Directive
Can you print the data exactly and leave out each image?

(Saved data entries)
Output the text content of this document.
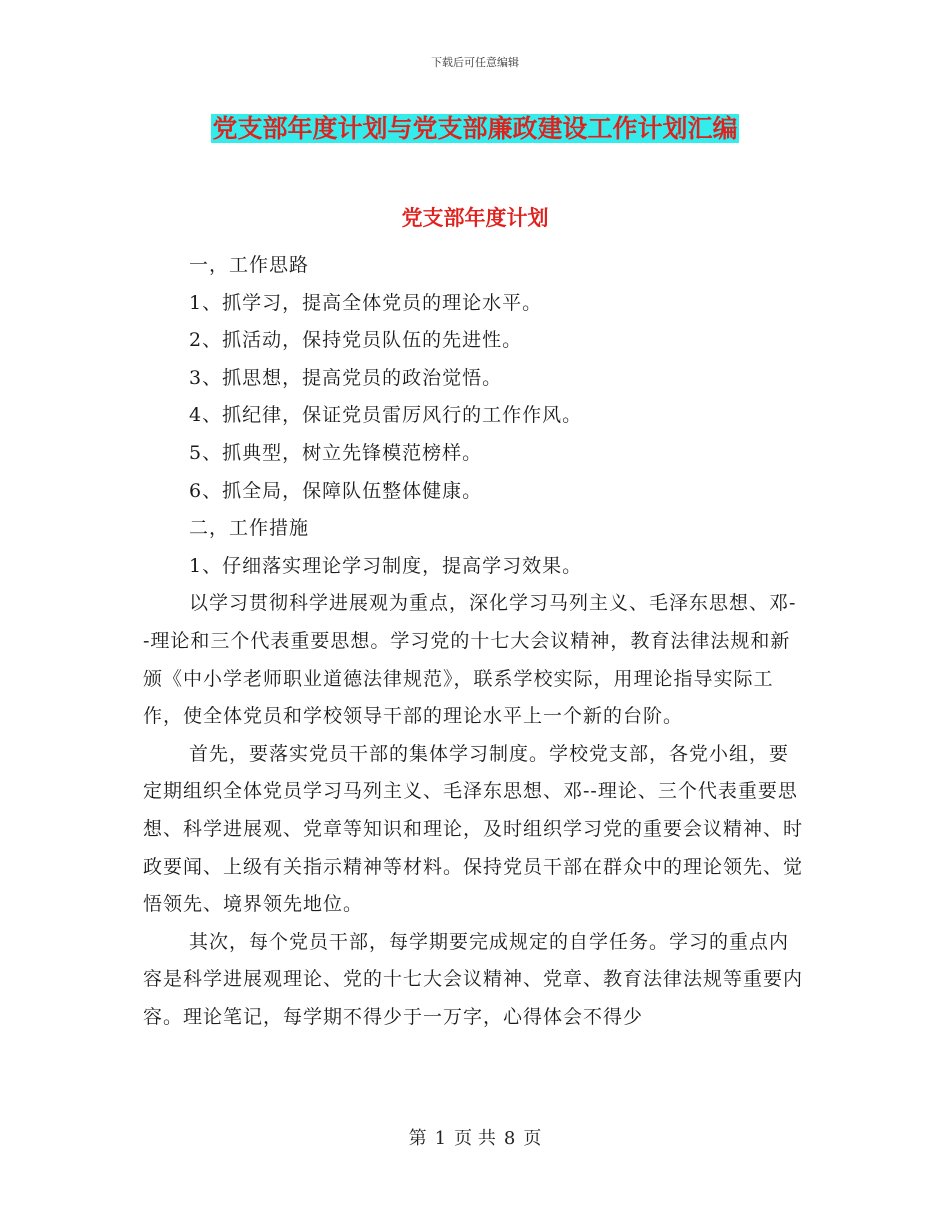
下载后可任意编辑
党支部年度计划与党支部廉政建设工作计划汇编
党支部年度计划

一，工作思路

1、抓学习，提高全体党员的理论水平。

2、抓活动，保持党员队伍的先进性。

3、抓思想，提高党员的政治觉悟。

4、抓纪律，保证党员雷厉风行的工作作风。

5、抓典型，树立先锋模范榜样。

6、抓全局，保障队伍整体健康。

二，工作措施

1、仔细落实理论学习制度，提高学习效果。

以学习贯彻科学进展观为重点，深化学习马列主义、毛泽东思想、邓--理论和三个代表重要思想。学习党的十七大会议精神，教育法律法规和新颁《中小学老师职业道德法律规范》，联系学校实际，用理论指导实际工作，使全体党员和学校领导干部的理论水平上一个新的台阶。

首先，要落实党员干部的集体学习制度。学校党支部，各党小组，要定期组织全体党员学习马列主义、毛泽东思想、邓--理论、三个代表重要思想、科学进展观、党章等知识和理论，及时组织学习党的重要会议精神、时政要闻、上级有关指示精神等材料。保持党员干部在群众中的理论领先、觉悟领先、境界领先地位。

其次，每个党员干部，每学期要完成规定的自学任务。学习的重点内容是科学进展观理论、党的十七大会议精神、党章、教育法律法规等重要内容。理论笔记，每学期不得少于一万字，心得体会不得少

第 1 页 共 8 页
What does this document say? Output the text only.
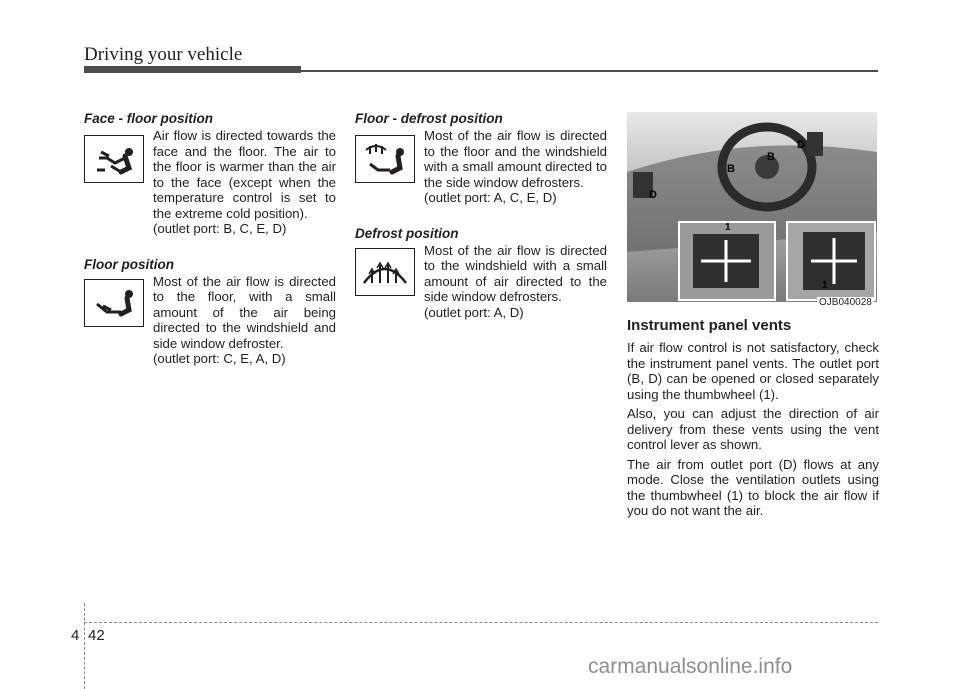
Driving your vehicle
Face - floor position
Air flow is directed towards the face and the floor. The air to the floor is warmer than the air to the face (except when the temperature control is set to the extreme cold position).
(outlet port: B, C, E, D)
Floor position
Most of the air flow is directed to the floor, with a small amount of the air being directed to the windshield and side window defroster.
(outlet port: C, E, A, D)
Floor - defrost position
Most of the air flow is directed to the floor and the windshield with a small amount directed to the side window defrosters.
(outlet port: A, C, E, D)
Defrost position
Most of the air flow is directed to the windshield with a small amount of air directed to the side window defrosters.
(outlet port: A, D)
1
1
B
B
D
D
OJB040028
Instrument panel vents

If air flow control is not satisfactory, check the instrument panel vents. The outlet port (B, D) can be opened or closed separately using the thumbwheel (1).

Also, you can adjust the direction of air delivery from these vents using the vent control lever as shown.

The air from outlet port (D) flows at any mode. Close the ventilation outlets using the thumbwheel (1) to block the air flow if you do not want the air.

4 42
carmanualsonline.info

Exercise answer
Output the text content of this document.
下载后可任意编辑
党支部年度计划与党支部廉政建设工作计划汇编
党支部年度计划

一，工作思路

1、抓学习，提高全体党员的理论水平。

2、抓活动，保持党员队伍的先进性。

3、抓思想，提高党员的政治觉悟。

4、抓纪律，保证党员雷厉风行的工作作风。

5、抓典型，树立先锋模范榜样。

6、抓全局，保障队伍整体健康。

二，工作措施

1、仔细落实理论学习制度，提高学习效果。

以学习贯彻科学进展观为重点，深化学习马列主义、毛泽东思想、邓--理论和三个代表重要思想。学习党的十七大会议精神，教育法律法规和新颁《中小学老师职业道德法律规范》，联系学校实际，用理论指导实际工作，使全体党员和学校领导干部的理论水平上一个新的台阶。

首先，要落实党员干部的集体学习制度。学校党支部，各党小组，要定期组织全体党员学习马列主义、毛泽东思想、邓--理论、三个代表重要思想、科学进展观、党章等知识和理论，及时组织学习党的重要会议精神、时政要闻、上级有关指示精神等材料。保持党员干部在群众中的理论领先、觉悟领先、境界领先地位。

其次，每个党员干部，每学期要完成规定的自学任务。学习的重点内容是科学进展观理论、党的十七大会议精神、党章、教育法律法规等重要内容。理论笔记，每学期不得少于一万字，心得体会不得少

第 1 页 共 8 页
What does this document say? Output the text only.
Driving your vehicle
Face - floor position
Air flow is directed towards the face and the floor. The air to the floor is warmer than the air to the face (except when the temperature control is set to the extreme cold position).
(outlet port: B, C, E, D)
Floor position
Most of the air flow is directed to the floor, with a small amount of the air being directed to the windshield and side window defroster.
(outlet port: C, E, A, D)
Floor - defrost position
Most of the air flow is directed to the floor and the windshield with a small amount directed to the side window defrosters.
(outlet port: A, C, E, D)
Defrost position
Most of the air flow is directed to the windshield with a small amount of air directed to the side window defrosters.
(outlet port: A, D)
1
1
B
B
D
D
OJB040028
Instrument panel vents

If air flow control is not satisfactory, check the instrument panel vents. The outlet port (B, D) can be opened or closed separately using the thumbwheel (1).

Also, you can adjust the direction of air delivery from these vents using the vent control lever as shown.

The air from outlet port (D) flows at any mode. Close the ventilation outlets using the thumbwheel (1) to block the air flow if you do not want the air.

4 42
carmanualsonline.info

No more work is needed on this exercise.